* WHAT THIS TASK INVOLVES
Take down each entry exactly as written.

━━━━━━━━━━━━━━━━━━━━

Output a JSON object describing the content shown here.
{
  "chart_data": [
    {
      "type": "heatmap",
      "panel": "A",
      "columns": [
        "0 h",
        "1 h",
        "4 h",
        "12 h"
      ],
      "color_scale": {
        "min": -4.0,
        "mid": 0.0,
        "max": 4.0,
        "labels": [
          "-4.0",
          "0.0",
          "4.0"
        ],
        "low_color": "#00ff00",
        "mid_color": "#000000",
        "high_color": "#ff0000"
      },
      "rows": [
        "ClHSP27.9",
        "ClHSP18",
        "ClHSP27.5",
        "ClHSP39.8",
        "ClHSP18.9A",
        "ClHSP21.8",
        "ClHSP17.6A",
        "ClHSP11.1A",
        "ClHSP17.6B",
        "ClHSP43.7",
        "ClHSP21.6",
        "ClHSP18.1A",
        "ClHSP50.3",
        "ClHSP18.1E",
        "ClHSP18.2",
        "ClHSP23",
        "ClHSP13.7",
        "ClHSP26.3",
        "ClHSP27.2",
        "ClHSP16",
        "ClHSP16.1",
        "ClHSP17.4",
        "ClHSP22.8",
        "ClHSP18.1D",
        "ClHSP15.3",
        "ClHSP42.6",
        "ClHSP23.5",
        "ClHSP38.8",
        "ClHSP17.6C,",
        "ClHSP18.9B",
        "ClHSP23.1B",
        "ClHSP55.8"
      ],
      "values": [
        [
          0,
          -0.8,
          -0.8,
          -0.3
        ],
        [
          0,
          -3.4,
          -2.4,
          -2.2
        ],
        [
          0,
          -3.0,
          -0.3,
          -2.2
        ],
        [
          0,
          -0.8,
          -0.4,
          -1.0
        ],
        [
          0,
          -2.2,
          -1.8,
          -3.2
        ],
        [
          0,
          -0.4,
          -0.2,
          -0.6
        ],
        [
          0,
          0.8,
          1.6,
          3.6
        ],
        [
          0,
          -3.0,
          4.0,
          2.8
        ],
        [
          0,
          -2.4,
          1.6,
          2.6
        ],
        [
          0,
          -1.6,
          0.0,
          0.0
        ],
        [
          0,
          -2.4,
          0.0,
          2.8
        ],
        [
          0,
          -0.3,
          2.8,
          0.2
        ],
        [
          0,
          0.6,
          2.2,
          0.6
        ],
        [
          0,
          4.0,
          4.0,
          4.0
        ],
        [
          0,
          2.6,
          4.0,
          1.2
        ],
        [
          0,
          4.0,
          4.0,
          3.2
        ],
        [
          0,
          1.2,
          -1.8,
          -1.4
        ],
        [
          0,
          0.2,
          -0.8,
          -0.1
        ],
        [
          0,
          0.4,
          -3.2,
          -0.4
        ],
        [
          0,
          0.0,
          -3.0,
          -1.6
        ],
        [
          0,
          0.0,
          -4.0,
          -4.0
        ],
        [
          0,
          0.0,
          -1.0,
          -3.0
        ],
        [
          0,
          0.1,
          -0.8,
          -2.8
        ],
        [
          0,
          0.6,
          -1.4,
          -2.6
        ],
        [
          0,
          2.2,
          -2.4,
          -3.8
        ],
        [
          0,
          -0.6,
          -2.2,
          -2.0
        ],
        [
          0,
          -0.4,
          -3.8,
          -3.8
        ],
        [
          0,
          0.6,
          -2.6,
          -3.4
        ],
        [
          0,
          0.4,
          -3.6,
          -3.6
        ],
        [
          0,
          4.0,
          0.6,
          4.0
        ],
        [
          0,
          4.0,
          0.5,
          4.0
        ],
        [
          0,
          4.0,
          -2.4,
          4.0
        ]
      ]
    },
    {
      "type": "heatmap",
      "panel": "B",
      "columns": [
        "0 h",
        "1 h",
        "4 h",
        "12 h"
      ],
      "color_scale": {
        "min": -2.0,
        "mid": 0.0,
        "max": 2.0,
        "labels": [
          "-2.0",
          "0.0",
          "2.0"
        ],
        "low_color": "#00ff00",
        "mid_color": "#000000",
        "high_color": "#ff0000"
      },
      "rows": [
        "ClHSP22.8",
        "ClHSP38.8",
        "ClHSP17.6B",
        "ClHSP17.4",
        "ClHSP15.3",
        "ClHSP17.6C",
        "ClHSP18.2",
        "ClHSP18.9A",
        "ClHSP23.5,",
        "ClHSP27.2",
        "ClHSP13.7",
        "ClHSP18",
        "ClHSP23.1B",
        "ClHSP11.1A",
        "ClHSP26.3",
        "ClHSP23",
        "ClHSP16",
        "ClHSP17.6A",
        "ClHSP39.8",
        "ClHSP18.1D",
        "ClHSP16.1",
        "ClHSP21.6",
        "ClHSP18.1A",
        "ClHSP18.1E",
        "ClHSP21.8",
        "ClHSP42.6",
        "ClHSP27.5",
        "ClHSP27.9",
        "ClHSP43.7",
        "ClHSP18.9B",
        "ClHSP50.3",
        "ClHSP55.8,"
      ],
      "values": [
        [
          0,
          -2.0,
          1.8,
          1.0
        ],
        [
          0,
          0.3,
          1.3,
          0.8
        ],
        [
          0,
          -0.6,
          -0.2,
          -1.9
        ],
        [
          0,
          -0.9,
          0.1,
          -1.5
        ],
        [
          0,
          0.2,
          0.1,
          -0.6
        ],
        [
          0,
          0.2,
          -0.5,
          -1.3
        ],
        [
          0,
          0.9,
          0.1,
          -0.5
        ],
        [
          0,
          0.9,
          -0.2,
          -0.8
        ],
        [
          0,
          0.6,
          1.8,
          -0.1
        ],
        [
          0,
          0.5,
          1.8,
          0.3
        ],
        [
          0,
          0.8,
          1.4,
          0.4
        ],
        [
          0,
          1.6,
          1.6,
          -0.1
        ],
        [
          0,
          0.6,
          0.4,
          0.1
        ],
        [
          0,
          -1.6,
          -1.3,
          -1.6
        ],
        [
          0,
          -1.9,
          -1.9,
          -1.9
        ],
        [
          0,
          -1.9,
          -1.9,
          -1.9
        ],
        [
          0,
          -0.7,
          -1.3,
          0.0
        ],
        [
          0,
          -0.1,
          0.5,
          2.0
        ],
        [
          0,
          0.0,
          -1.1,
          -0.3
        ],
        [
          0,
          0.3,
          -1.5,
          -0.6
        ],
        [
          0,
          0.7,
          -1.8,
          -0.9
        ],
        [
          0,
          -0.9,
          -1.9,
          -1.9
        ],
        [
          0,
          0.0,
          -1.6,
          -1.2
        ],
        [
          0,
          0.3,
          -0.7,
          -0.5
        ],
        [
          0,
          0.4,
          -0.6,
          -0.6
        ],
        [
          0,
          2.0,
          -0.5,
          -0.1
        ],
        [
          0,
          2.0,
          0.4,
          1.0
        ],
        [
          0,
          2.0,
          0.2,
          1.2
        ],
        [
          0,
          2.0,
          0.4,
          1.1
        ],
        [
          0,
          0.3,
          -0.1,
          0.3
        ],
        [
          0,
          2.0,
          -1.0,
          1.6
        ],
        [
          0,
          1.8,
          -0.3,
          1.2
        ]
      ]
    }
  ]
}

━━━━━━━━━━━━━━━━━━━━

* RESULT OF THE EXERCISE
Output a JSON object describing the content shown here.
{
  "chart_data": [
    {
      "type": "heatmap",
      "panel": "A",
      "columns": [
        "0 h",
        "1 h",
        "4 h",
        "12 h"
      ],
      "color_scale": {
        "min": -4.0,
        "mid": 0.0,
        "max": 4.0,
        "labels": [
          "-4.0",
          "0.0",
          "4.0"
        ],
        "low_color": "#00ff00",
        "mid_color": "#000000",
        "high_color": "#ff0000"
      },
      "rows": [
        "ClHSP27.9",
        "ClHSP18",
        "ClHSP27.5",
        "ClHSP39.8",
        "ClHSP18.9A",
        "ClHSP21.8",
        "ClHSP17.6A",
        "ClHSP11.1A",
        "ClHSP17.6B",
        "ClHSP43.7",
        "ClHSP21.6",
        "ClHSP18.1A",
        "ClHSP50.3",
        "ClHSP18.1E",
        "ClHSP18.2",
        "ClHSP23",
        "ClHSP13.7",
        "ClHSP26.3",
        "ClHSP27.2",
        "ClHSP16",
        "ClHSP16.1",
        "ClHSP17.4",
        "ClHSP22.8",
        "ClHSP18.1D",
        "ClHSP15.3",
        "ClHSP42.6",
        "ClHSP23.5",
        "ClHSP38.8",
        "ClHSP17.6C,",
        "ClHSP18.9B",
        "ClHSP23.1B",
        "ClHSP55.8"
      ],
      "values": [
        [
          0,
          -0.8,
          -0.8,
          -0.3
        ],
        [
          0,
          -3.4,
          -2.4,
          -2.2
        ],
        [
          0,
          -3.0,
          -0.3,
          -2.2
        ],
        [
          0,
          -0.8,
          -0.4,
          -1.0
        ],
        [
          0,
          -2.2,
          -1.8,
          -3.2
        ],
        [
          0,
          -0.4,
          -0.2,
          -0.6
        ],
        [
          0,
          0.8,
          1.6,
          3.6
        ],
        [
          0,
          -3.0,
          4.0,
          2.8
        ],
        [
          0,
          -2.4,
          1.6,
          2.6
        ],
        [
          0,
          -1.6,
          0.0,
          0.0
        ],
        [
          0,
          -2.4,
          0.0,
          2.8
        ],
        [
          0,
          -0.3,
          2.8,
          0.2
        ],
        [
          0,
          0.6,
          2.2,
          0.6
        ],
        [
          0,
          4.0,
          4.0,
          4.0
        ],
        [
          0,
          2.6,
          4.0,
          1.2
        ],
        [
          0,
          4.0,
          4.0,
          3.2
        ],
        [
          0,
          1.2,
          -1.8,
          -1.4
        ],
        [
          0,
          0.2,
          -0.8,
          -0.1
        ],
        [
          0,
          0.4,
          -3.2,
          -0.4
        ],
        [
          0,
          0.0,
          -3.0,
          -1.6
        ],
        [
          0,
          0.0,
          -4.0,
          -4.0
        ],
        [
          0,
          0.0,
          -1.0,
          -3.0
        ],
        [
          0,
          0.1,
          -0.8,
          -2.8
        ],
        [
          0,
          0.6,
          -1.4,
          -2.6
        ],
        [
          0,
          2.2,
          -2.4,
          -3.8
        ],
        [
          0,
          -0.6,
          -2.2,
          -2.0
        ],
        [
          0,
          -0.4,
          -3.8,
          -3.8
        ],
        [
          0,
          0.6,
          -2.6,
          -3.4
        ],
        [
          0,
          0.4,
          -3.6,
          -3.6
        ],
        [
          0,
          4.0,
          0.6,
          4.0
        ],
        [
          0,
          4.0,
          0.5,
          4.0
        ],
        [
          0,
          4.0,
          -2.4,
          4.0
        ]
      ]
    },
    {
      "type": "heatmap",
      "panel": "B",
      "columns": [
        "0 h",
        "1 h",
        "4 h",
        "12 h"
      ],
      "color_scale": {
        "min": -2.0,
        "mid": 0.0,
        "max": 2.0,
        "labels": [
          "-2.0",
          "0.0",
          "2.0"
        ],
        "low_color": "#00ff00",
        "mid_color": "#000000",
        "high_color": "#ff0000"
      },
      "rows": [
        "ClHSP22.8",
        "ClHSP38.8",
        "ClHSP17.6B",
        "ClHSP17.4",
        "ClHSP15.3",
        "ClHSP17.6C",
        "ClHSP18.2",
        "ClHSP18.9A",
        "ClHSP23.5,",
        "ClHSP27.2",
        "ClHSP13.7",
        "ClHSP18",
        "ClHSP23.1B",
        "ClHSP11.1A",
        "ClHSP26.3",
        "ClHSP23",
        "ClHSP16",
        "ClHSP17.6A",
        "ClHSP39.8",
        "ClHSP18.1D",
        "ClHSP16.1",
        "ClHSP21.6",
        "ClHSP18.1A",
        "ClHSP18.1E",
        "ClHSP21.8",
        "ClHSP42.6",
        "ClHSP27.5",
        "ClHSP27.9",
        "ClHSP43.7",
        "ClHSP18.9B",
        "ClHSP50.3",
        "ClHSP55.8,"
      ],
      "values": [
        [
          0,
          -2.0,
          1.8,
          1.0
        ],
        [
          0,
          0.3,
          1.3,
          0.8
        ],
        [
          0,
          -0.6,
          -0.2,
          -1.9
        ],
        [
          0,
          -0.9,
          0.1,
          -1.5
        ],
        [
          0,
          0.2,
          0.1,
          -0.6
        ],
        [
          0,
          0.2,
          -0.5,
          -1.3
        ],
        [
          0,
          0.9,
          0.1,
          -0.5
        ],
        [
          0,
          0.9,
          -0.2,
          -0.8
        ],
        [
          0,
          0.6,
          1.8,
          -0.1
        ],
        [
          0,
          0.5,
          1.8,
          0.3
        ],
        [
          0,
          0.8,
          1.4,
          0.4
        ],
        [
          0,
          1.6,
          1.6,
          -0.1
        ],
        [
          0,
          0.6,
          0.4,
          0.1
        ],
        [
          0,
          -1.6,
          -1.3,
          -1.6
        ],
        [
          0,
          -1.9,
          -1.9,
          -1.9
        ],
        [
          0,
          -1.9,
          -1.9,
          -1.9
        ],
        [
          0,
          -0.7,
          -1.3,
          0.0
        ],
        [
          0,
          -0.1,
          0.5,
          2.0
        ],
        [
          0,
          0.0,
          -1.1,
          -0.3
        ],
        [
          0,
          0.3,
          -1.5,
          -0.6
        ],
        [
          0,
          0.7,
          -1.8,
          -0.9
        ],
        [
          0,
          -0.9,
          -1.9,
          -1.9
        ],
        [
          0,
          0.0,
          -1.6,
          -1.2
        ],
        [
          0,
          0.3,
          -0.7,
          -0.5
        ],
        [
          0,
          0.4,
          -0.6,
          -0.6
        ],
        [
          0,
          2.0,
          -0.5,
          -0.1
        ],
        [
          0,
          2.0,
          0.4,
          1.0
        ],
        [
          0,
          2.0,
          0.2,
          1.2
        ],
        [
          0,
          2.0,
          0.4,
          1.1
        ],
        [
          0,
          0.3,
          -0.1,
          0.3
        ],
        [
          0,
          2.0,
          -1.0,
          1.6
        ],
        [
          0,
          1.8,
          -0.3,
          1.2
        ]
      ]
    }
  ]
}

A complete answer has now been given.